Show every line in the entries below where the word "ApplyKeyChams" appears.

== Dataset ==

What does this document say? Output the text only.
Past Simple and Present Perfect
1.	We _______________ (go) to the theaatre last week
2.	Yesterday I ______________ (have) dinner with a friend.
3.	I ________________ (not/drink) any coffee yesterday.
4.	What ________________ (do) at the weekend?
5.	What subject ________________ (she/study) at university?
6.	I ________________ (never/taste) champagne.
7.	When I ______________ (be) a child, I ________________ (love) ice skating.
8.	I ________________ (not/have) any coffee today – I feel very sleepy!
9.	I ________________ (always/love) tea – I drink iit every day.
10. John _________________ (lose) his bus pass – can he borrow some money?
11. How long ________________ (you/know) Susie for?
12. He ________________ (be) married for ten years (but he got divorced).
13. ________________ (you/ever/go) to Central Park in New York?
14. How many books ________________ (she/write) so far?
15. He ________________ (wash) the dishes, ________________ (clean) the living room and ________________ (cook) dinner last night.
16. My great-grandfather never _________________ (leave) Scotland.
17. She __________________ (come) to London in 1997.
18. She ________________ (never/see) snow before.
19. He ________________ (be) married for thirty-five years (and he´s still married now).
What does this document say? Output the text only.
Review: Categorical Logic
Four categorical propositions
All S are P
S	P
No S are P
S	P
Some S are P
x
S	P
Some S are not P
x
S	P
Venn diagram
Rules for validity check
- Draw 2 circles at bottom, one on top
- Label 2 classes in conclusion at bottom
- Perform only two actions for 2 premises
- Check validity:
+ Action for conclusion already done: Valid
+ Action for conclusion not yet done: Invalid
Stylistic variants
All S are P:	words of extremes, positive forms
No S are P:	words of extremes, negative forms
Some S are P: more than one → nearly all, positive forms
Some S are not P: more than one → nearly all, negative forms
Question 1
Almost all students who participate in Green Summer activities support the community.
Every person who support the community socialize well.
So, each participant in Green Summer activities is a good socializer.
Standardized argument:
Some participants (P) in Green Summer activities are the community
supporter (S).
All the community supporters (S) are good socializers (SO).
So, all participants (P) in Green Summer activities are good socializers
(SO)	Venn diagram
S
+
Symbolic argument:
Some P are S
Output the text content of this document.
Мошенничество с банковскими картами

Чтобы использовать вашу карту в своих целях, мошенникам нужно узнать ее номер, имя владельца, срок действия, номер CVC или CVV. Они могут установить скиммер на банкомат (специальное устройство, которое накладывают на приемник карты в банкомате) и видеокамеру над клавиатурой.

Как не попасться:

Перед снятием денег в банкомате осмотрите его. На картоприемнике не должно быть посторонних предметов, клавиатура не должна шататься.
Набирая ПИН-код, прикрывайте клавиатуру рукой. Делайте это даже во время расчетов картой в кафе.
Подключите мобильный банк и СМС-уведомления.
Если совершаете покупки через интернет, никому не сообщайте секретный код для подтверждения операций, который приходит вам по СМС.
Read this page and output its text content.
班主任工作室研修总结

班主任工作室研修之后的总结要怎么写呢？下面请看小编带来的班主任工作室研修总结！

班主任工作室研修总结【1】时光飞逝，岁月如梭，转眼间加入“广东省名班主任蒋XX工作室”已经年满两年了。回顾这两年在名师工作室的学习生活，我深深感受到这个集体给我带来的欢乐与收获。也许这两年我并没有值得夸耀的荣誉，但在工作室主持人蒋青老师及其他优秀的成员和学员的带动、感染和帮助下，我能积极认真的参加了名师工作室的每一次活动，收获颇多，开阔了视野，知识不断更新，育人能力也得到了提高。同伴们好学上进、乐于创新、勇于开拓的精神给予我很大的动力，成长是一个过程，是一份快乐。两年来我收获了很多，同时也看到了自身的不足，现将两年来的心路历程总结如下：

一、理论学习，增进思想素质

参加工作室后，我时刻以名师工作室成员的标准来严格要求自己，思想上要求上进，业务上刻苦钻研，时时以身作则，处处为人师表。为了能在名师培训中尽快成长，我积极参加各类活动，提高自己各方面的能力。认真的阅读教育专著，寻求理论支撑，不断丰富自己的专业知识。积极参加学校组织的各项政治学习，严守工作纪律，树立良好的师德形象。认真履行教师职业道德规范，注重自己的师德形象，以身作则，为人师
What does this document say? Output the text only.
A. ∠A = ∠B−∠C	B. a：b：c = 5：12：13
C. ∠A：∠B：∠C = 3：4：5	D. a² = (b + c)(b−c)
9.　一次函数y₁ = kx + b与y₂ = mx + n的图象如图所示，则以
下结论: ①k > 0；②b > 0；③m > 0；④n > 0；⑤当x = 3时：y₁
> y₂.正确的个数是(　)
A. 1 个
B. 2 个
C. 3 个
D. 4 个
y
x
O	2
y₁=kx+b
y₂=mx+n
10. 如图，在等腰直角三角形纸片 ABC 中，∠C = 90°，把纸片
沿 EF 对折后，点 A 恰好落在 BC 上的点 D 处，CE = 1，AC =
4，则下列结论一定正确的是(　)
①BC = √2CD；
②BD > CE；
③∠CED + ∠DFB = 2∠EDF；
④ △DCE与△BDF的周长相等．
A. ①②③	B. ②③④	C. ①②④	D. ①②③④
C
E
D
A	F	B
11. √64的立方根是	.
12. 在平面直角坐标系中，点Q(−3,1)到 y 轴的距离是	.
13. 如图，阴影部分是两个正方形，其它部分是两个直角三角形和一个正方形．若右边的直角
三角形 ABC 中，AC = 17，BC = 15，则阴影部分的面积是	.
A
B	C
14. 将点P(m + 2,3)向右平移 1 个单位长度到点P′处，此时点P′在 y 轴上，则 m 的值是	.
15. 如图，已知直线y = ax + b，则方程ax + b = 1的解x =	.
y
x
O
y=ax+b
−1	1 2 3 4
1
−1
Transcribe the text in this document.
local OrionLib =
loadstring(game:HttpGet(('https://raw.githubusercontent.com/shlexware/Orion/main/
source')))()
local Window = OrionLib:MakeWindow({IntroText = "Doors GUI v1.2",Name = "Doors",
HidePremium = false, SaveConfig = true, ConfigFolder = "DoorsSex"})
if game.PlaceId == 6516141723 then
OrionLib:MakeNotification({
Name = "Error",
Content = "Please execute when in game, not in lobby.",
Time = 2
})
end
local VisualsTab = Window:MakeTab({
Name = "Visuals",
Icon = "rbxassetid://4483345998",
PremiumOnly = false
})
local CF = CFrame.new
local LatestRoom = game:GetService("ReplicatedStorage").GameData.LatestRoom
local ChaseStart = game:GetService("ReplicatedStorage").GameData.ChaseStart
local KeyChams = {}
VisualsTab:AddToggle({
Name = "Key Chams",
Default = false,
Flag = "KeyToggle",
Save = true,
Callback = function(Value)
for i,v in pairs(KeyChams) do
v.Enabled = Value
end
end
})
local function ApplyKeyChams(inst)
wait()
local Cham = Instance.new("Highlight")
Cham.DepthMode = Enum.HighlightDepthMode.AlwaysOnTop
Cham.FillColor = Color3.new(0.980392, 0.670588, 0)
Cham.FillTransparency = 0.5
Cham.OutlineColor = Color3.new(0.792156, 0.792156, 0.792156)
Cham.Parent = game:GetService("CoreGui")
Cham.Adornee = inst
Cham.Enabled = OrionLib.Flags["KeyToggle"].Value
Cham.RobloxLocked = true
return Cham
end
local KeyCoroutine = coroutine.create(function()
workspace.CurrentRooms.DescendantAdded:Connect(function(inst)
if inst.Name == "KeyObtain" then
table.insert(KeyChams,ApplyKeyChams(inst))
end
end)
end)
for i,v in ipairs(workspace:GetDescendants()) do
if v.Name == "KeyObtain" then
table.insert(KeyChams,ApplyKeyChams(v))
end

===

* [Written solution]:
local function ApplyKeyChams(inst)
table.insert(KeyChams,ApplyKeyChams(inst))
table.insert(KeyChams,ApplyKeyChams(v))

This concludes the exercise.